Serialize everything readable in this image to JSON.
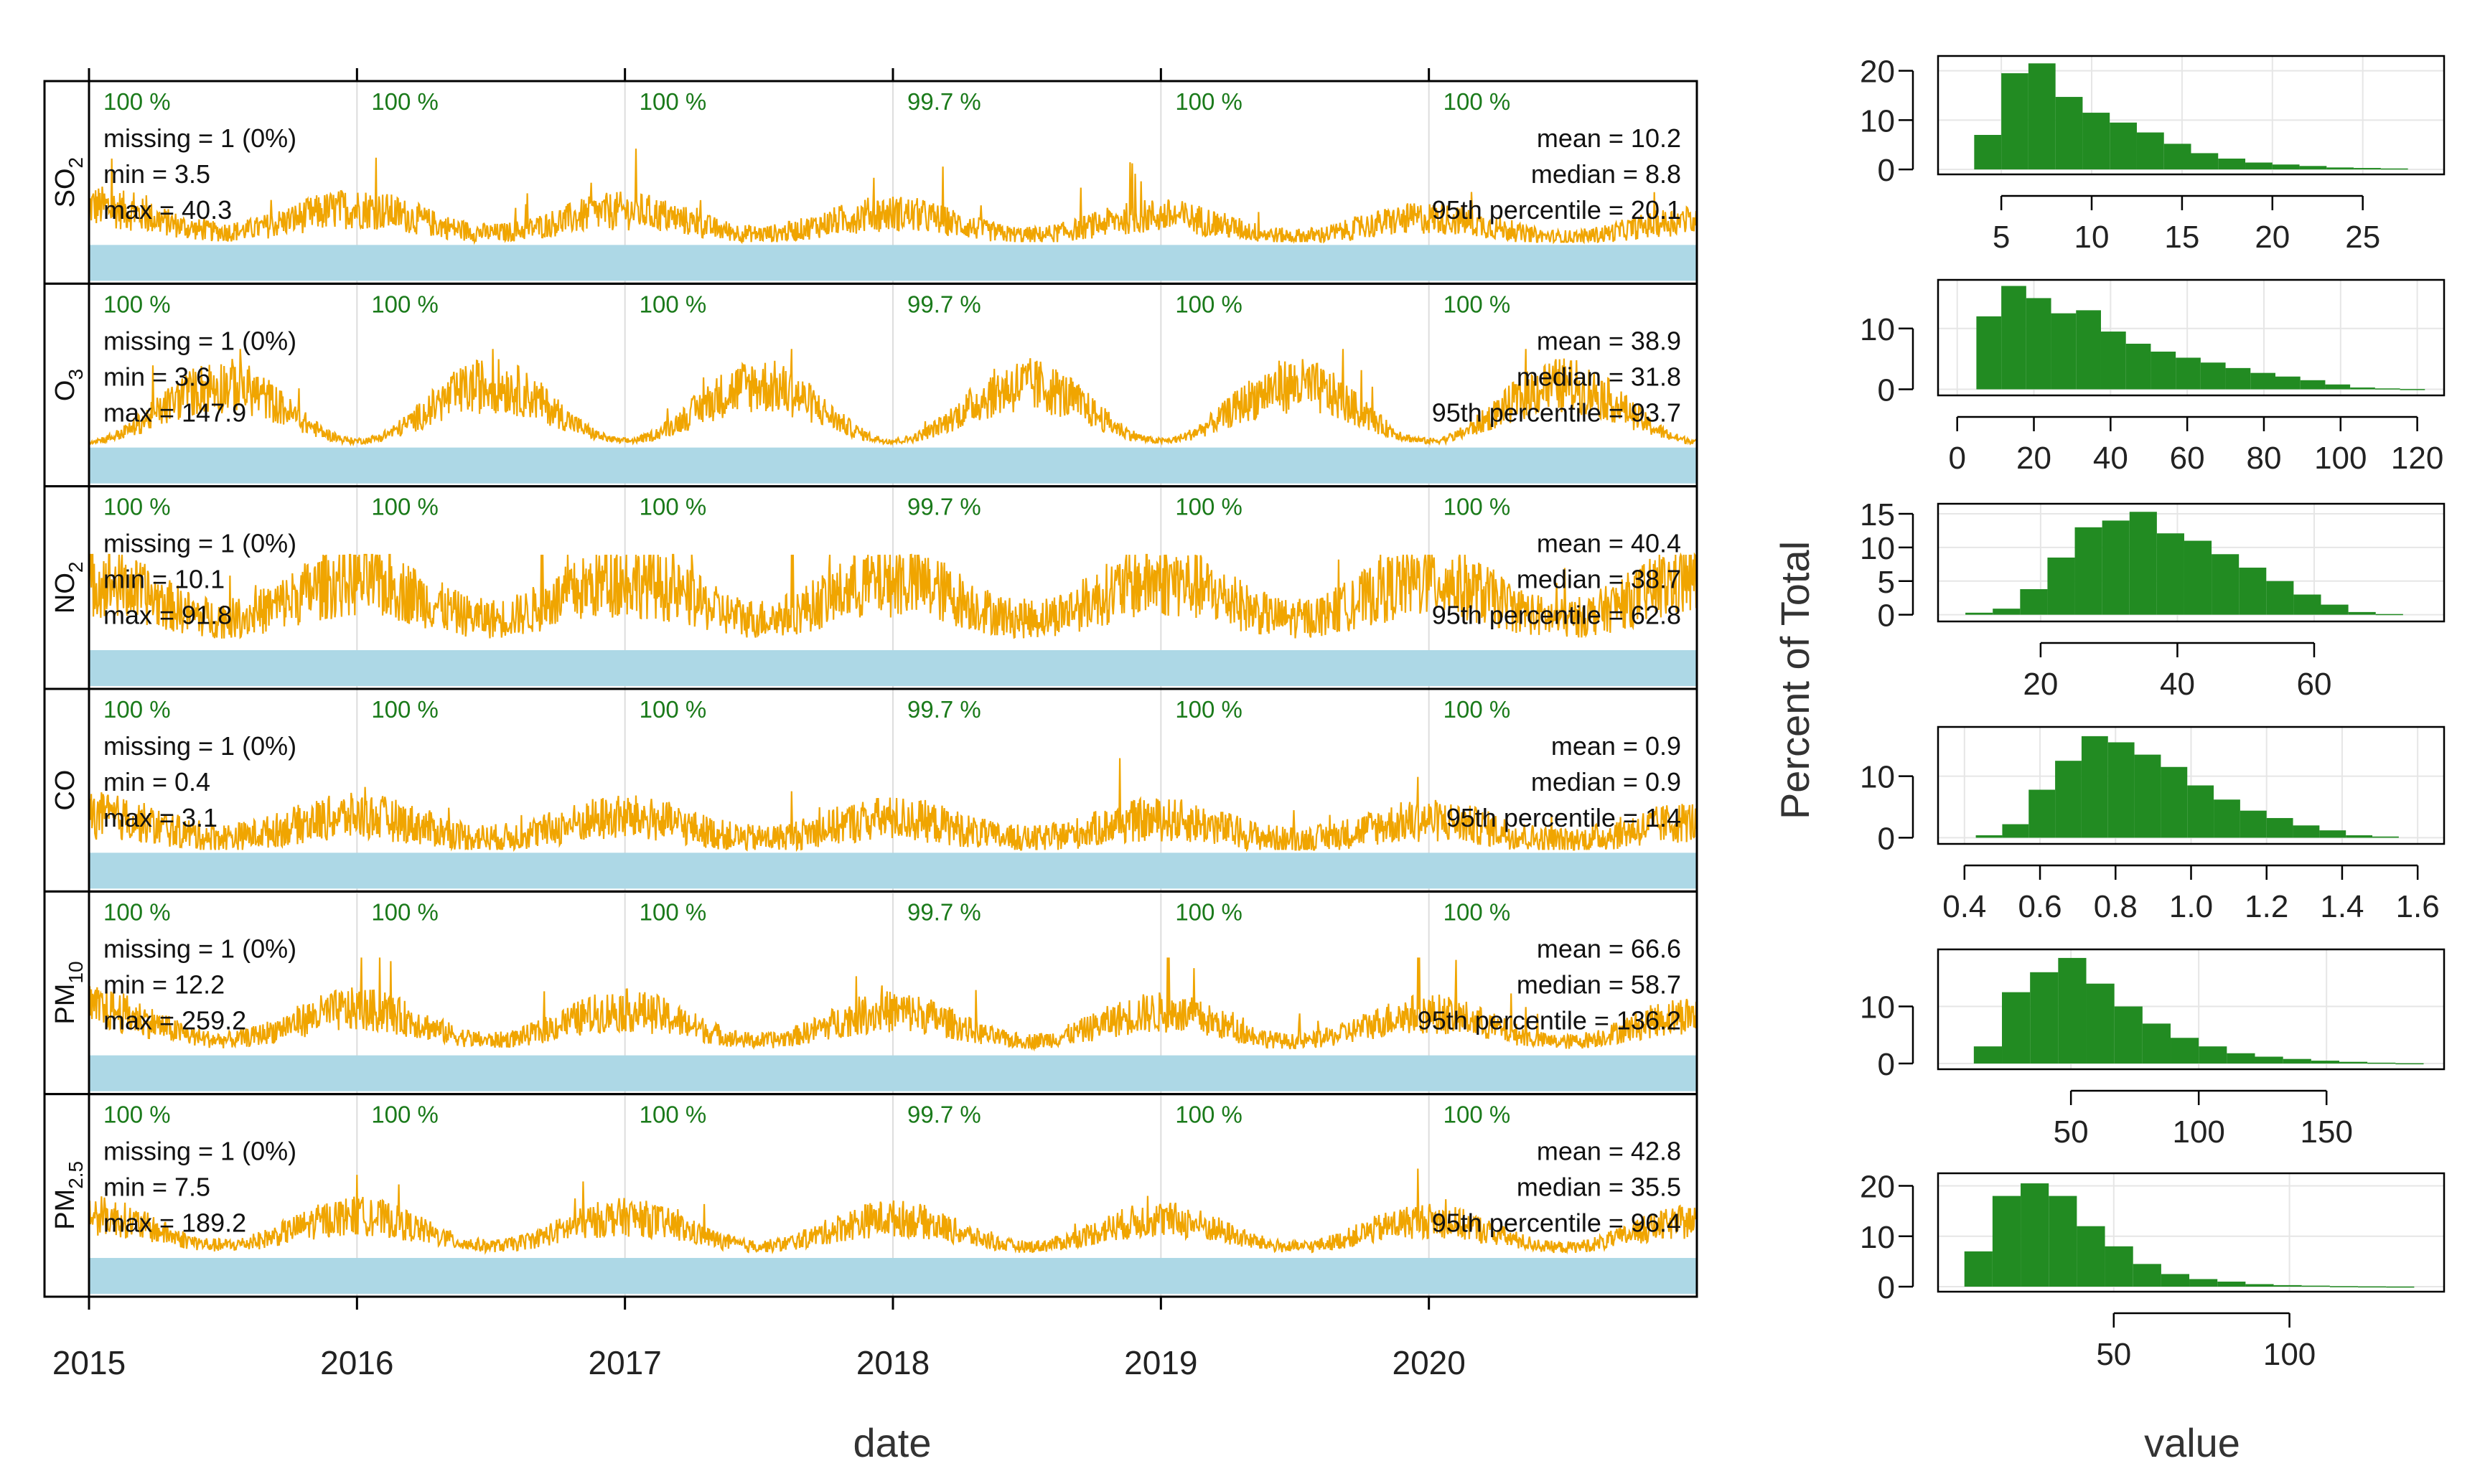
{
  "chart_data": [
    {
      "type": "line",
      "title": "",
      "xlabel": "date",
      "ylabel": "",
      "x_ticks": [
        "2015",
        "2016",
        "2017",
        "2018",
        "2019",
        "2020"
      ],
      "x_range": [
        2015,
        2021
      ],
      "colors": {
        "line": "#f0a500",
        "coverage_bar": "#add8e6",
        "pct_text": "#1a7a1a",
        "grid": "#dddddd"
      },
      "panels": [
        {
          "variable": "SO2",
          "label_main": "SO",
          "label_sub": "2",
          "year_capture": [
            "100 %",
            "100 %",
            "100 %",
            "99.7 %",
            "100 %",
            "100 %"
          ],
          "missing": "missing = 1 (0%)",
          "min": "min = 3.5",
          "max": "max = 40.3",
          "mean": "mean = 10.2",
          "median": "median = 8.8",
          "p95": "95th percentile = 20.1",
          "y_min": 3.5,
          "y_max": 40.3,
          "y_mean": 10.2,
          "seasonal_amplitude": 0.35,
          "trend": -0.5
        },
        {
          "variable": "O3",
          "label_main": "O",
          "label_sub": "3",
          "year_capture": [
            "100 %",
            "100 %",
            "100 %",
            "99.7 %",
            "100 %",
            "100 %"
          ],
          "missing": "missing = 1 (0%)",
          "min": "min = 3.6",
          "max": "max = 147.9",
          "mean": "mean = 38.9",
          "median": "median = 31.8",
          "p95": "95th percentile = 93.7",
          "y_min": 3.6,
          "y_max": 147.9,
          "y_mean": 38.9,
          "seasonal_amplitude": 0.8,
          "trend": 0.0
        },
        {
          "variable": "NO2",
          "label_main": "NO",
          "label_sub": "2",
          "year_capture": [
            "100 %",
            "100 %",
            "100 %",
            "99.7 %",
            "100 %",
            "100 %"
          ],
          "missing": "missing = 1 (0%)",
          "min": "min = 10.1",
          "max": "max = 91.8",
          "mean": "mean = 40.4",
          "median": "median = 38.7",
          "p95": "95th percentile = 62.8",
          "y_min": 10.1,
          "y_max": 91.8,
          "y_mean": 40.4,
          "seasonal_amplitude": 0.3,
          "trend": 0.0
        },
        {
          "variable": "CO",
          "label_main": "CO",
          "label_sub": "",
          "year_capture": [
            "100 %",
            "100 %",
            "100 %",
            "99.7 %",
            "100 %",
            "100 %"
          ],
          "missing": "missing = 1 (0%)",
          "min": "min = 0.4",
          "max": "max = 3.1",
          "mean": "mean = 0.9",
          "median": "median = 0.9",
          "p95": "95th percentile = 1.4",
          "y_min": 0.4,
          "y_max": 3.1,
          "y_mean": 0.9,
          "seasonal_amplitude": 0.25,
          "trend": -0.2
        },
        {
          "variable": "PM10",
          "label_main": "PM",
          "label_sub": "10",
          "year_capture": [
            "100 %",
            "100 %",
            "100 %",
            "99.7 %",
            "100 %",
            "100 %"
          ],
          "missing": "missing = 1 (0%)",
          "min": "min = 12.2",
          "max": "max = 259.2",
          "mean": "mean = 66.6",
          "median": "median = 58.7",
          "p95": "95th percentile = 136.2",
          "y_min": 12.2,
          "y_max": 259.2,
          "y_mean": 66.6,
          "seasonal_amplitude": 0.45,
          "trend": -0.2
        },
        {
          "variable": "PM2.5",
          "label_main": "PM",
          "label_sub": "2.5",
          "year_capture": [
            "100 %",
            "100 %",
            "100 %",
            "99.7 %",
            "100 %",
            "100 %"
          ],
          "missing": "missing = 1 (0%)",
          "min": "min = 7.5",
          "max": "max = 189.2",
          "mean": "mean = 42.8",
          "median": "median = 35.5",
          "p95": "95th percentile = 96.4",
          "y_min": 7.5,
          "y_max": 189.2,
          "y_mean": 42.8,
          "seasonal_amplitude": 0.5,
          "trend": -0.25
        }
      ]
    },
    {
      "type": "bar",
      "title": "",
      "xlabel": "value",
      "ylabel": "Percent of Total",
      "colors": {
        "bar": "#228b22",
        "grid": "#e6e6e6"
      },
      "histograms": [
        {
          "variable": "SO2",
          "x_range": [
            1.5,
            29.5
          ],
          "x_ticks": [
            5,
            10,
            15,
            20,
            25
          ],
          "y_range": [
            -1,
            23
          ],
          "y_ticks": [
            0,
            10,
            20
          ],
          "bin_start": 3.5,
          "bin_width": 1.5,
          "values": [
            7,
            19.5,
            21.5,
            14.7,
            11.5,
            9.5,
            7.5,
            5.2,
            3.3,
            2.2,
            1.4,
            1.0,
            0.7,
            0.4,
            0.3,
            0.2
          ]
        },
        {
          "variable": "O3",
          "x_range": [
            -5,
            127
          ],
          "x_ticks": [
            0,
            20,
            40,
            60,
            80,
            100,
            120
          ],
          "y_range": [
            -1,
            18
          ],
          "y_ticks": [
            0,
            10
          ],
          "bin_start": 5,
          "bin_width": 6.5,
          "values": [
            12,
            17,
            15,
            12.5,
            13,
            9.5,
            7.5,
            6.2,
            5.2,
            4.4,
            3.5,
            2.7,
            2.1,
            1.5,
            0.8,
            0.3,
            0.15,
            0.05
          ]
        },
        {
          "variable": "NO2",
          "x_range": [
            5,
            79
          ],
          "x_ticks": [
            20,
            40,
            60
          ],
          "y_range": [
            -1,
            16.5
          ],
          "y_ticks": [
            0,
            5,
            10,
            15
          ],
          "bin_start": 9,
          "bin_width": 4,
          "values": [
            0.3,
            0.9,
            3.8,
            8.5,
            13,
            14,
            15.3,
            12.1,
            11,
            9,
            7,
            5,
            3,
            1.5,
            0.4,
            0.1
          ]
        },
        {
          "variable": "CO",
          "x_range": [
            0.33,
            1.67
          ],
          "x_ticks": [
            0.4,
            0.6,
            0.8,
            1.0,
            1.2,
            1.4,
            1.6
          ],
          "y_range": [
            -1,
            18
          ],
          "y_ticks": [
            0,
            10
          ],
          "bin_start": 0.43,
          "bin_width": 0.07,
          "values": [
            0.4,
            2.2,
            7.8,
            12.5,
            16.5,
            15.5,
            13.5,
            11.5,
            8.5,
            6.2,
            4.4,
            3.2,
            2.0,
            1.2,
            0.4,
            0.2
          ]
        },
        {
          "variable": "PM10",
          "x_range": [
            -2,
            196
          ],
          "x_ticks": [
            50,
            100,
            150
          ],
          "y_range": [
            -1,
            20
          ],
          "y_ticks": [
            0,
            10
          ],
          "bin_start": 12,
          "bin_width": 11,
          "values": [
            3,
            12.5,
            16,
            18.5,
            14,
            10,
            7,
            4.5,
            3,
            1.8,
            1.2,
            0.8,
            0.5,
            0.3,
            0.15,
            0.05
          ]
        },
        {
          "variable": "PM2.5",
          "x_range": [
            0,
            144
          ],
          "x_ticks": [
            50,
            100
          ],
          "y_range": [
            -1,
            22.5
          ],
          "y_ticks": [
            0,
            10,
            20
          ],
          "bin_start": 7.5,
          "bin_width": 8,
          "values": [
            7,
            18,
            20.5,
            18,
            12,
            8,
            4.5,
            2.5,
            1.5,
            1.0,
            0.5,
            0.3,
            0.2,
            0.1,
            0.05,
            0.02
          ]
        }
      ]
    }
  ]
}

§

To be done –
Repeat the preceding records precisely, and leave every picture out of the copy.

Finished task –
Serialize everything readable in this image to JSON.
{
  "chart_data": [
    {
      "type": "line",
      "title": "",
      "xlabel": "date",
      "ylabel": "",
      "x_ticks": [
        "2015",
        "2016",
        "2017",
        "2018",
        "2019",
        "2020"
      ],
      "x_range": [
        2015,
        2021
      ],
      "colors": {
        "line": "#f0a500",
        "coverage_bar": "#add8e6",
        "pct_text": "#1a7a1a",
        "grid": "#dddddd"
      },
      "panels": [
        {
          "variable": "SO2",
          "label_main": "SO",
          "label_sub": "2",
          "year_capture": [
            "100 %",
            "100 %",
            "100 %",
            "99.7 %",
            "100 %",
            "100 %"
          ],
          "missing": "missing = 1 (0%)",
          "min": "min = 3.5",
          "max": "max = 40.3",
          "mean": "mean = 10.2",
          "median": "median = 8.8",
          "p95": "95th percentile = 20.1",
          "y_min": 3.5,
          "y_max": 40.3,
          "y_mean": 10.2,
          "seasonal_amplitude": 0.35,
          "trend": -0.5
        },
        {
          "variable": "O3",
          "label_main": "O",
          "label_sub": "3",
          "year_capture": [
            "100 %",
            "100 %",
            "100 %",
            "99.7 %",
            "100 %",
            "100 %"
          ],
          "missing": "missing = 1 (0%)",
          "min": "min = 3.6",
          "max": "max = 147.9",
          "mean": "mean = 38.9",
          "median": "median = 31.8",
          "p95": "95th percentile = 93.7",
          "y_min": 3.6,
          "y_max": 147.9,
          "y_mean": 38.9,
          "seasonal_amplitude": 0.8,
          "trend": 0.0
        },
        {
          "variable": "NO2",
          "label_main": "NO",
          "label_sub": "2",
          "year_capture": [
            "100 %",
            "100 %",
            "100 %",
            "99.7 %",
            "100 %",
            "100 %"
          ],
          "missing": "missing = 1 (0%)",
          "min": "min = 10.1",
          "max": "max = 91.8",
          "mean": "mean = 40.4",
          "median": "median = 38.7",
          "p95": "95th percentile = 62.8",
          "y_min": 10.1,
          "y_max": 91.8,
          "y_mean": 40.4,
          "seasonal_amplitude": 0.3,
          "trend": 0.0
        },
        {
          "variable": "CO",
          "label_main": "CO",
          "label_sub": "",
          "year_capture": [
            "100 %",
            "100 %",
            "100 %",
            "99.7 %",
            "100 %",
            "100 %"
          ],
          "missing": "missing = 1 (0%)",
          "min": "min = 0.4",
          "max": "max = 3.1",
          "mean": "mean = 0.9",
          "median": "median = 0.9",
          "p95": "95th percentile = 1.4",
          "y_min": 0.4,
          "y_max": 3.1,
          "y_mean": 0.9,
          "seasonal_amplitude": 0.25,
          "trend": -0.2
        },
        {
          "variable": "PM10",
          "label_main": "PM",
          "label_sub": "10",
          "year_capture": [
            "100 %",
            "100 %",
            "100 %",
            "99.7 %",
            "100 %",
            "100 %"
          ],
          "missing": "missing = 1 (0%)",
          "min": "min = 12.2",
          "max": "max = 259.2",
          "mean": "mean = 66.6",
          "median": "median = 58.7",
          "p95": "95th percentile = 136.2",
          "y_min": 12.2,
          "y_max": 259.2,
          "y_mean": 66.6,
          "seasonal_amplitude": 0.45,
          "trend": -0.2
        },
        {
          "variable": "PM2.5",
          "label_main": "PM",
          "label_sub": "2.5",
          "year_capture": [
            "100 %",
            "100 %",
            "100 %",
            "99.7 %",
            "100 %",
            "100 %"
          ],
          "missing": "missing = 1 (0%)",
          "min": "min = 7.5",
          "max": "max = 189.2",
          "mean": "mean = 42.8",
          "median": "median = 35.5",
          "p95": "95th percentile = 96.4",
          "y_min": 7.5,
          "y_max": 189.2,
          "y_mean": 42.8,
          "seasonal_amplitude": 0.5,
          "trend": -0.25
        }
      ]
    },
    {
      "type": "bar",
      "title": "",
      "xlabel": "value",
      "ylabel": "Percent of Total",
      "colors": {
        "bar": "#228b22",
        "grid": "#e6e6e6"
      },
      "histograms": [
        {
          "variable": "SO2",
          "x_range": [
            1.5,
            29.5
          ],
          "x_ticks": [
            5,
            10,
            15,
            20,
            25
          ],
          "y_range": [
            -1,
            23
          ],
          "y_ticks": [
            0,
            10,
            20
          ],
          "bin_start": 3.5,
          "bin_width": 1.5,
          "values": [
            7,
            19.5,
            21.5,
            14.7,
            11.5,
            9.5,
            7.5,
            5.2,
            3.3,
            2.2,
            1.4,
            1.0,
            0.7,
            0.4,
            0.3,
            0.2
          ]
        },
        {
          "variable": "O3",
          "x_range": [
            -5,
            127
          ],
          "x_ticks": [
            0,
            20,
            40,
            60,
            80,
            100,
            120
          ],
          "y_range": [
            -1,
            18
          ],
          "y_ticks": [
            0,
            10
          ],
          "bin_start": 5,
          "bin_width": 6.5,
          "values": [
            12,
            17,
            15,
            12.5,
            13,
            9.5,
            7.5,
            6.2,
            5.2,
            4.4,
            3.5,
            2.7,
            2.1,
            1.5,
            0.8,
            0.3,
            0.15,
            0.05
          ]
        },
        {
          "variable": "NO2",
          "x_range": [
            5,
            79
          ],
          "x_ticks": [
            20,
            40,
            60
          ],
          "y_range": [
            -1,
            16.5
          ],
          "y_ticks": [
            0,
            5,
            10,
            15
          ],
          "bin_start": 9,
          "bin_width": 4,
          "values": [
            0.3,
            0.9,
            3.8,
            8.5,
            13,
            14,
            15.3,
            12.1,
            11,
            9,
            7,
            5,
            3,
            1.5,
            0.4,
            0.1
          ]
        },
        {
          "variable": "CO",
          "x_range": [
            0.33,
            1.67
          ],
          "x_ticks": [
            0.4,
            0.6,
            0.8,
            1.0,
            1.2,
            1.4,
            1.6
          ],
          "y_range": [
            -1,
            18
          ],
          "y_ticks": [
            0,
            10
          ],
          "bin_start": 0.43,
          "bin_width": 0.07,
          "values": [
            0.4,
            2.2,
            7.8,
            12.5,
            16.5,
            15.5,
            13.5,
            11.5,
            8.5,
            6.2,
            4.4,
            3.2,
            2.0,
            1.2,
            0.4,
            0.2
          ]
        },
        {
          "variable": "PM10",
          "x_range": [
            -2,
            196
          ],
          "x_ticks": [
            50,
            100,
            150
          ],
          "y_range": [
            -1,
            20
          ],
          "y_ticks": [
            0,
            10
          ],
          "bin_start": 12,
          "bin_width": 11,
          "values": [
            3,
            12.5,
            16,
            18.5,
            14,
            10,
            7,
            4.5,
            3,
            1.8,
            1.2,
            0.8,
            0.5,
            0.3,
            0.15,
            0.05
          ]
        },
        {
          "variable": "PM2.5",
          "x_range": [
            0,
            144
          ],
          "x_ticks": [
            50,
            100
          ],
          "y_range": [
            -1,
            22.5
          ],
          "y_ticks": [
            0,
            10,
            20
          ],
          "bin_start": 7.5,
          "bin_width": 8,
          "values": [
            7,
            18,
            20.5,
            18,
            12,
            8,
            4.5,
            2.5,
            1.5,
            1.0,
            0.5,
            0.3,
            0.2,
            0.1,
            0.05,
            0.02
          ]
        }
      ]
    }
  ]
}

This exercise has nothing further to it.